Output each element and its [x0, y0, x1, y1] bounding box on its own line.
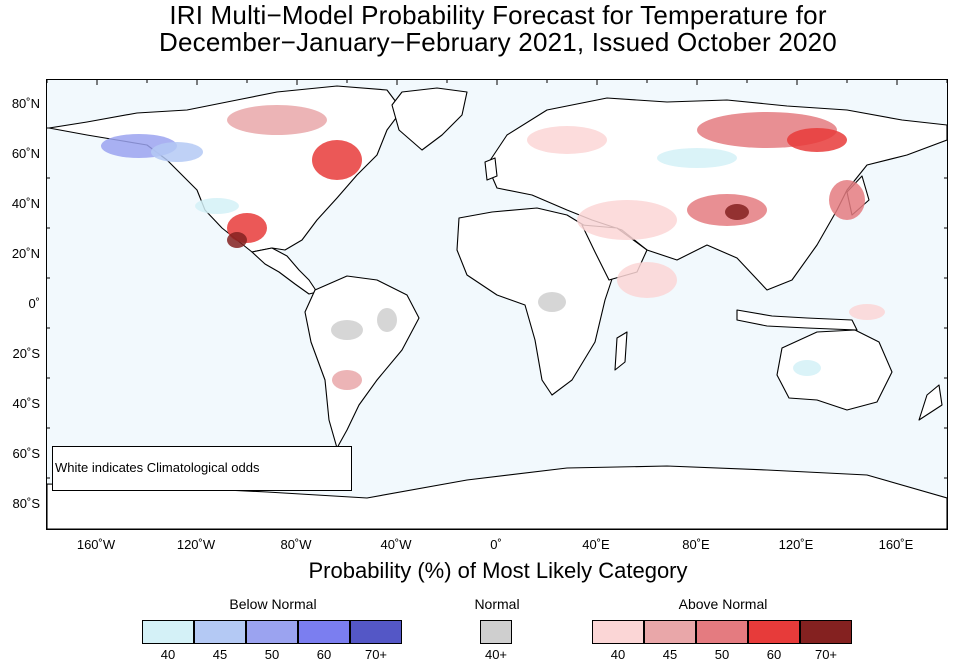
- lat-label-60n: 60˚N: [11, 146, 40, 161]
- legend-above-label-60: 60: [766, 647, 782, 662]
- legend-above-label-50: 50: [714, 647, 730, 662]
- legend-above-swatch-40: [592, 620, 644, 644]
- legend-above-swatch-45: [644, 620, 696, 644]
- climatology-note-box: White indicates Climatological odds: [52, 446, 352, 491]
- land-antarctica: [47, 465, 947, 529]
- land-madagascar: [614, 331, 628, 371]
- land-uk: [484, 157, 498, 181]
- legend-below-label-50: 50: [264, 647, 280, 662]
- legend-above-label-40: 40: [610, 647, 626, 662]
- legend-above-swatch-50: [696, 620, 748, 644]
- land-south-america: [304, 275, 420, 449]
- lat-label-20n: 20˚N: [11, 246, 40, 261]
- climatology-note: White indicates Climatological odds: [55, 460, 260, 475]
- legend-below-swatch-50: [246, 620, 298, 644]
- legend-normal-swatch: [480, 620, 512, 644]
- probability-shading: [101, 105, 885, 390]
- legend-normal-label: 40+: [484, 647, 508, 662]
- legend-below-swatch-70: [350, 620, 402, 644]
- lon-label-0: 0˚: [490, 537, 502, 552]
- legend-above-title: Above Normal: [678, 596, 768, 612]
- land-greenland: [391, 87, 468, 151]
- legend-below-label-40: 40: [160, 647, 176, 662]
- land-new-zealand: [918, 384, 943, 421]
- legend-above-label-70: 70+: [814, 647, 838, 662]
- x-axis-label: Probability (%) of Most Likely Category: [308, 558, 688, 583]
- map-title-line-1: IRI Multi−Model Probability Forecast for…: [169, 0, 827, 30]
- lat-label-60s: 60˚S: [12, 446, 40, 461]
- legend-above-swatch-70: [800, 620, 852, 644]
- lat-label-0: 0˚: [28, 296, 40, 311]
- forecast-map-canvas: [47, 80, 947, 529]
- land-central-america: [251, 247, 318, 295]
- lon-label-120e: 120˚E: [778, 537, 814, 552]
- land-africa: [456, 207, 616, 396]
- lon-label-160w: 160˚W: [76, 537, 116, 552]
- lon-label-80e: 80˚E: [682, 537, 710, 552]
- land-indonesia: [736, 309, 858, 331]
- legend-below-swatch-60: [298, 620, 350, 644]
- legend-below-label-45: 45: [212, 647, 228, 662]
- lon-label-40e: 40˚E: [582, 537, 610, 552]
- land-australia: [776, 329, 893, 411]
- legend-below-swatch-45: [194, 620, 246, 644]
- legend-normal-title: Normal: [474, 596, 520, 612]
- legend-below-label-70: 70+: [364, 647, 388, 662]
- lon-label-160e: 160˚E: [878, 537, 914, 552]
- lat-label-20s: 20˚S: [12, 346, 40, 361]
- lat-label-80s: 80˚S: [12, 496, 40, 511]
- legend-below-swatch-40: [142, 620, 194, 644]
- lon-label-120w: 120˚W: [176, 537, 216, 552]
- legend-below-label-60: 60: [316, 647, 332, 662]
- legend-above-swatch-60: [748, 620, 800, 644]
- lat-label-40n: 40˚N: [11, 196, 40, 211]
- legend-above-label-45: 45: [662, 647, 678, 662]
- legend-below-title: Below Normal: [229, 596, 317, 612]
- lat-label-80n: 80˚N: [11, 96, 40, 111]
- lat-label-40s: 40˚S: [12, 396, 40, 411]
- lon-label-80w: 80˚W: [280, 537, 312, 552]
- lon-label-40w: 40˚W: [380, 537, 412, 552]
- map-title-line-2: December−January−February 2021, Issued O…: [159, 27, 837, 57]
---------------
■ What you will do: Please render each line of the entries above as a Markdown table with two columns, "Index" for the row number and "Line" for the text, skipping blank lines. Leave the pictures out.

■ Task result:
| Index | Line |
|---|---|
| 1 | Output each element and its [x0, y0, x1, y1] bounding box on its own line. |
| 2 | - lat-label-60n: 60˚N: [11, 146, 40, 161] |
| 3 | - legend-above-label-60: 60: [766, 647, 782, 662] |
| 4 | - legend-above-label-50: 50: [714, 647, 730, 662] |
| 5 | - legend-above-swatch-40: [592, 620, 644, 644] |
| 6 | - legend-above-swatch-45: [644, 620, 696, 644] |
| 7 | - climatology-note-box: White indicates Climatological odds: [52, 446, 352, 491] |
| 8 | - land-antarctica: [47, 465, 947, 529] |
| 9 | - land-madagascar: [614, 331, 628, 371] |
| 10 | - land-uk: [484, 157, 498, 181] |
| 11 | - legend-below-label-50: 50: [264, 647, 280, 662] |
| 12 | - legend-above-label-40: 40: [610, 647, 626, 662] |
| 13 | - legend-above-swatch-50: [696, 620, 748, 644] |
| 14 | - land-south-america: [304, 275, 420, 449] |
| 15 | - lat-label-20n: 20˚N: [11, 246, 40, 261] |
| 16 | - climatology-note: White indicates Climatological odds: [55, 460, 260, 475] |
| 17 | - legend-below-swatch-50: [246, 620, 298, 644] |
| 18 | - legend-normal-swatch: [480, 620, 512, 644] |
| 19 | - probability-shading: [101, 105, 885, 390] |
| 20 | - legend-normal-label: 40+: [484, 647, 508, 662] |
| 21 | - legend-below-swatch-70: [350, 620, 402, 644] |
| 22 | - lon-label-0: 0˚: [490, 537, 502, 552] |
| 23 | - legend-above-title: Above Normal: [678, 596, 768, 612] |
| 24 | - land-greenland: [391, 87, 468, 151] |
| 25 | - legend-below-label-40: 40: [160, 647, 176, 662] |
| 26 | - land-new-zealand: [918, 384, 943, 421] |
| 27 | - legend-above-label-70: 70+: [814, 647, 838, 662] |
| 28 | - x-axis-label: Probability (%) of Most Likely Category: [308, 558, 688, 583] |
| 29 | - map-title-line-1: IRI Multi−Model Probability Forecast for…: [169, 0, 827, 30] |
| 30 | - lat-label-60s: 60˚S: [12, 446, 40, 461] |
| 31 | - legend-above-swatch-70: [800, 620, 852, 644] |
| 32 | - lat-label-0: 0˚: [28, 296, 40, 311] |
| 33 | - forecast-map-canvas: [47, 80, 947, 529] |
| 34 | - land-central-america: [251, 247, 318, 295] |
| 35 | - lon-label-120e: 120˚E: [778, 537, 814, 552] |
| 36 | - land-africa: [456, 207, 616, 396] |
| 37 | - lon-label-160w: 160˚W: [76, 537, 116, 552] |
| 38 | - lon-label-80e: 80˚E: [682, 537, 710, 552] |
| 39 | - land-indonesia: [736, 309, 858, 331] |
| 40 | - legend-below-swatch-60: [298, 620, 350, 644] |
| 41 | - legend-below-label-45: 45: [212, 647, 228, 662] |
| 42 | - lon-label-40e: 40˚E: [582, 537, 610, 552] |
| 43 | - land-australia: [776, 329, 893, 411] |
| 44 | - legend-below-swatch-45: [194, 620, 246, 644] |
| 45 | - legend-normal-title: Normal: [474, 596, 520, 612] |
| 46 | - legend-below-label-70: 70+: [364, 647, 388, 662] |
| 47 | - lon-label-160e: 160˚E: [878, 537, 914, 552] |
| 48 | - lat-label-20s: 20˚S: [12, 346, 40, 361] |
| 49 | - lat-label-80s: 80˚S: [12, 496, 40, 511] |
| 50 | - legend-below-swatch-40: [142, 620, 194, 644] |
| 51 | - lon-label-120w: 120˚W: [176, 537, 216, 552] |
| 52 | - legend-below-label-60: 60: [316, 647, 332, 662] |
| 53 | - legend-above-swatch-60: [748, 620, 800, 644] |
| 54 | - lat-label-40n: 40˚N: [11, 196, 40, 211] |
| 55 | - legend-above-label-45: 45: [662, 647, 678, 662] |
| 56 | - legend-below-title: Below Normal: [229, 596, 317, 612] |
| 57 | - lat-label-80n: 80˚N: [11, 96, 40, 111] |
| 58 | - lat-label-40s: 40˚S: [12, 396, 40, 411] |
| 59 | - lon-label-80w: 80˚W: [280, 537, 312, 552] |
| 60 | - lon-label-40w: 40˚W: [380, 537, 412, 552] |
| 61 | - map-title-line-2: December−January−February 2021, Issued O…: [159, 27, 837, 57] |